TASKS FOR THIS EXERCISE:
a: Answer these questions from the article about ICE rejecting a FOIA fee waiver:
(i) Which company suspended the domain of the Mexican political protest site?
(ii) Which service was used to file the Freedom of Information Act request?
(iii) What date does the rejection letter give for the letter it reviewed?
b: Write a continuation of the article about ICE's FOIA fee waiver rejection, picking up after its final sentence.

PAGE:
ICE Rejects My Request To Waive FOIA Fees 'Because .' Yes, 'Because .'

from the why?-because. dept

A few weeks ago, I wrote about the troubling reports that Homeland Security’s ICE division had teamed up with domain registrar/hosting company GoDaddy to help censor a Mexican political protest site. GoDaddy had suspended the domain, and when the site’s administrators asked why, they were sent information saying that it was from a “Special Agent Homeland Security Investigations.” Homeland Security Investigations is part of the new branding for ICE, but it’s still the same old ICE. The contact email they were told to reach out to was an @ice.dhs.gov email address.

Given all of this, I filed a Freedom of Information Act request via MuckRock, a service I’ve used many times in the past to file FOIA requests, without issue. A standard part of doing so, is to ask for a fee waiver. Under FOIA, government agencies can charge for the requested work, but they’re supposed to waive the fees if the request is for the public interest or reporting. Basically, the only times they’re not supposed to waive the fees is when it’s for some sort of (non-reporting) commercial purpose (e.g., a company looking to sell a database that it collects via FOIA requests).

So I was a bit surprised to get back a notice saying that ICE had rejected my fee waiver request. There are very limited reasons for why a government agency can reject such a request, and my request should absolutely have received the waiver. So, I read the waiver rejection letter to find out why, and was… well… a bit surprised to see this:

Specifically, after listing out the six factors, none of which should exclude me from getting the waiver, it says:

Based on my review of your March 4, 2014 letter and for the reasons stated herein, I have determined that your fee waiver request is deficient because .

“Because .” Well, that is kind of useless, no? Either way, the rejection is totally bogus, but to claim that the reason is… ” .” is sort of the icing on the cake. They also claim that my “fee waiver request has failed to satisfy each of the required factors.”

Except that’s not true. I actually satisfy all of the factors. Let’s take a look.

Whether the subject of the requested records concerns “the operations or activities of the government.”

Why, yes it does. I’m trying to find out why the US government requested GoDaddy censor a political protest site.

Whether the disclosure is “likely to contribute” to an understanding of government operations or activities.

Again, yes, of course it will, because I’ll be reporting on the results, contributing to the understanding of why ICE felt the need to try to censor political speech in Mexico.

A block of data
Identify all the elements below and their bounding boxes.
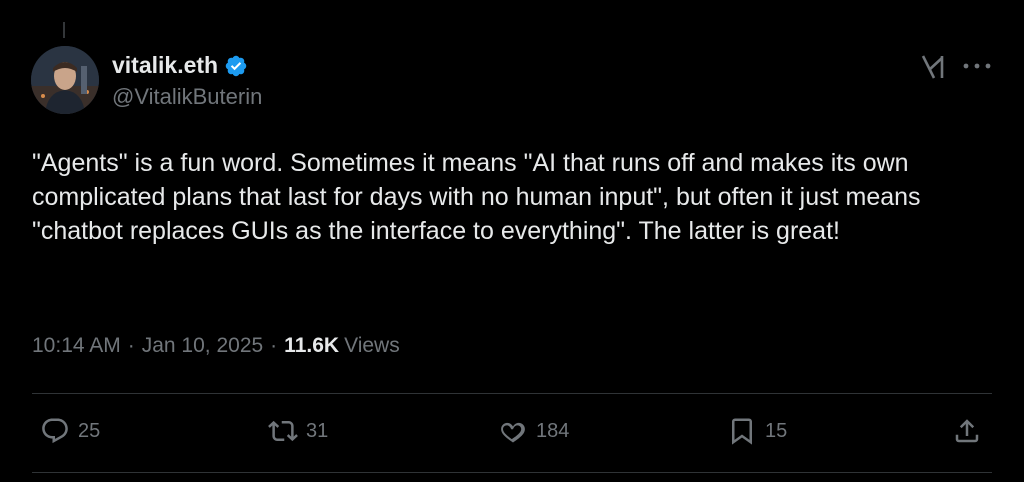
bookmark-icon	[732, 418, 752, 445]
reply-button[interactable]: 25	[40, 416, 100, 446]
like-icon	[501, 422, 525, 443]
verified-badge-icon	[225, 55, 247, 76]
tweet-date[interactable]: Jan 10, 2025	[142, 334, 263, 358]
author-handle[interactable]: @VitalikButerin	[112, 84, 262, 110]
views-label: Views	[344, 334, 400, 357]
reply-icon	[42, 418, 68, 444]
divider-top	[32, 393, 992, 394]
meta-separator: ·	[127, 334, 135, 357]
bookmark-button[interactable]: 15	[727, 416, 787, 446]
like-count: 184	[536, 419, 570, 442]
bookmark-count: 15	[765, 419, 788, 442]
thread-connector-line	[63, 22, 65, 38]
reply-count: 25	[78, 419, 101, 442]
like-button[interactable]: 184	[498, 416, 569, 446]
repost-count: 31	[306, 419, 329, 442]
author-display-name[interactable]: vitalik.eth	[112, 52, 218, 79]
more-icon[interactable]	[962, 62, 992, 70]
grok-icon[interactable]	[918, 52, 948, 82]
divider-bottom	[32, 472, 992, 473]
meta-separator: ·	[270, 334, 278, 357]
repost-button[interactable]: 31	[268, 416, 328, 446]
tweet-text: "Agents" is a fun word. Sometimes it mea…	[32, 149, 928, 245]
share-button[interactable]	[952, 416, 982, 446]
tweet-meta: 10:14 AM · Jan 10, 2025 · 11.6K Views	[32, 334, 400, 358]
views-count: 11.6K	[284, 334, 340, 357]
tweet-time[interactable]: 10:14 AM	[32, 334, 121, 358]
share-icon	[955, 419, 979, 443]
avatar[interactable]	[31, 46, 99, 114]
author-name-row[interactable]: vitalik.eth	[112, 52, 248, 79]
repost-icon	[268, 420, 298, 442]
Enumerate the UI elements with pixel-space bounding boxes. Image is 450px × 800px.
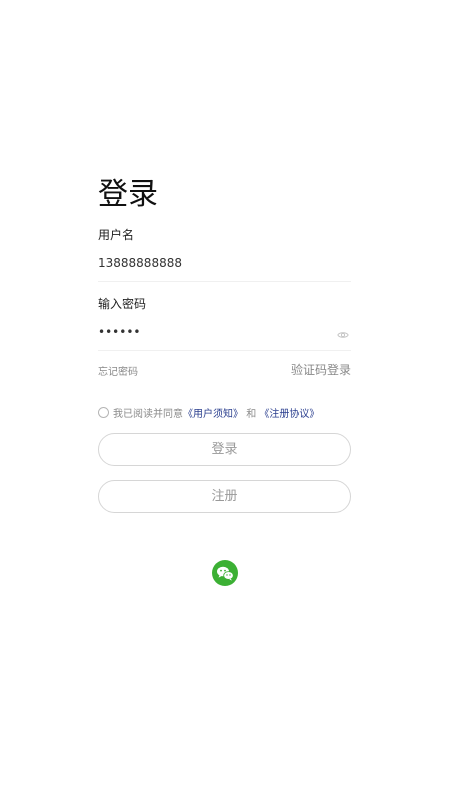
code-login-link[interactable]: 验证码登录	[291, 361, 351, 378]
password-input[interactable]	[98, 320, 328, 344]
agreement-prefix: 我已阅读并同意	[113, 409, 183, 420]
login-button[interactable]: 登录	[98, 433, 351, 466]
username-input[interactable]	[98, 251, 328, 275]
eye-icon[interactable]	[337, 326, 349, 338]
forgot-password-link[interactable]: 忘记密码	[98, 363, 138, 378]
page-title: 登录	[98, 177, 158, 212]
register-button[interactable]: 注册	[98, 480, 351, 513]
username-label: 用户名	[98, 228, 135, 242]
auth-links-row: 忘记密码 验证码登录	[98, 361, 351, 381]
password-label: 输入密码	[98, 297, 147, 311]
password-field-row	[98, 314, 351, 351]
agreement-checkbox[interactable]	[98, 407, 109, 418]
login-page: 登录 用户名 输入密码 忘记密码 验证码登录 我已阅读并同意《用户须知》 和 《…	[0, 0, 450, 800]
agreement-row: 我已阅读并同意《用户须知》 和 《注册协议》	[98, 407, 351, 423]
login-form: 登录 用户名 输入密码 忘记密码 验证码登录 我已阅读并同意《用户须知》 和 《…	[98, 175, 351, 513]
register-agreement-link[interactable]: 《注册协议》	[259, 409, 319, 420]
wechat-icon[interactable]	[212, 560, 238, 586]
agreement-and: 和	[246, 409, 257, 420]
user-notice-link[interactable]: 《用户须知》	[183, 409, 243, 420]
username-field-row	[98, 245, 351, 282]
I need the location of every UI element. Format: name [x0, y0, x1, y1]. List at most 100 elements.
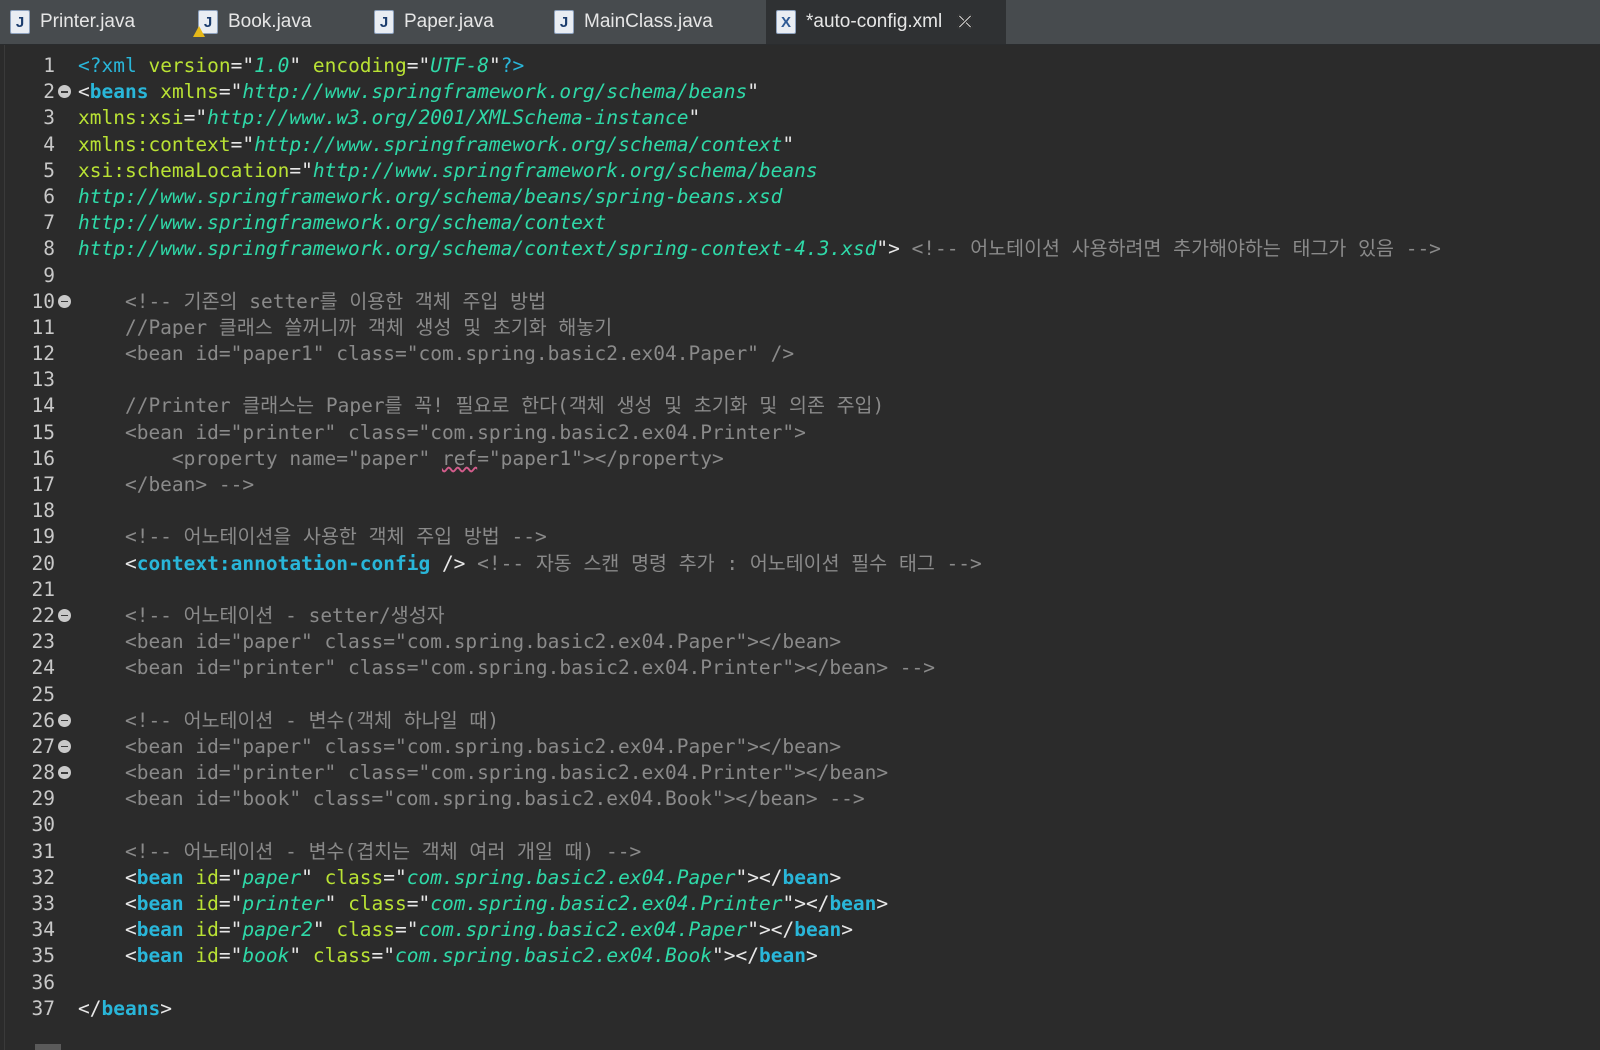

ANSWERS BELOW:
a:
(i) GoDaddy
(ii) MuckRock
(iii) March 4, 2014

b:
Whether disclosure of the requested information will contribute to the understanding of the public at large, as opposed to the individual understand of the requestor or a narrow segment of interested persons

Again, since the request is for reporting purposes, and I’ll be reporting on the results, this should once again be in favor of the waiver.

Whether the contribution to public understanding of government operations or activities will be “significant.”

I would think it would be. After all, we’re talking about a government agency censoring a foreign website for no clear reason. That seems rather significant.

Whether the requestor has a commercial interest that would be furthered by the requested disclosure

Nope. And, honestly, this is the main one that they normally use to reject fee waivers. It clearly does not apply here.

Whether the magnitude of any identified commercial interest to the requestor is sufficiently large in comparison with the public interest in disclosure, that disclosure is primarily in the commercial interest of the requestor.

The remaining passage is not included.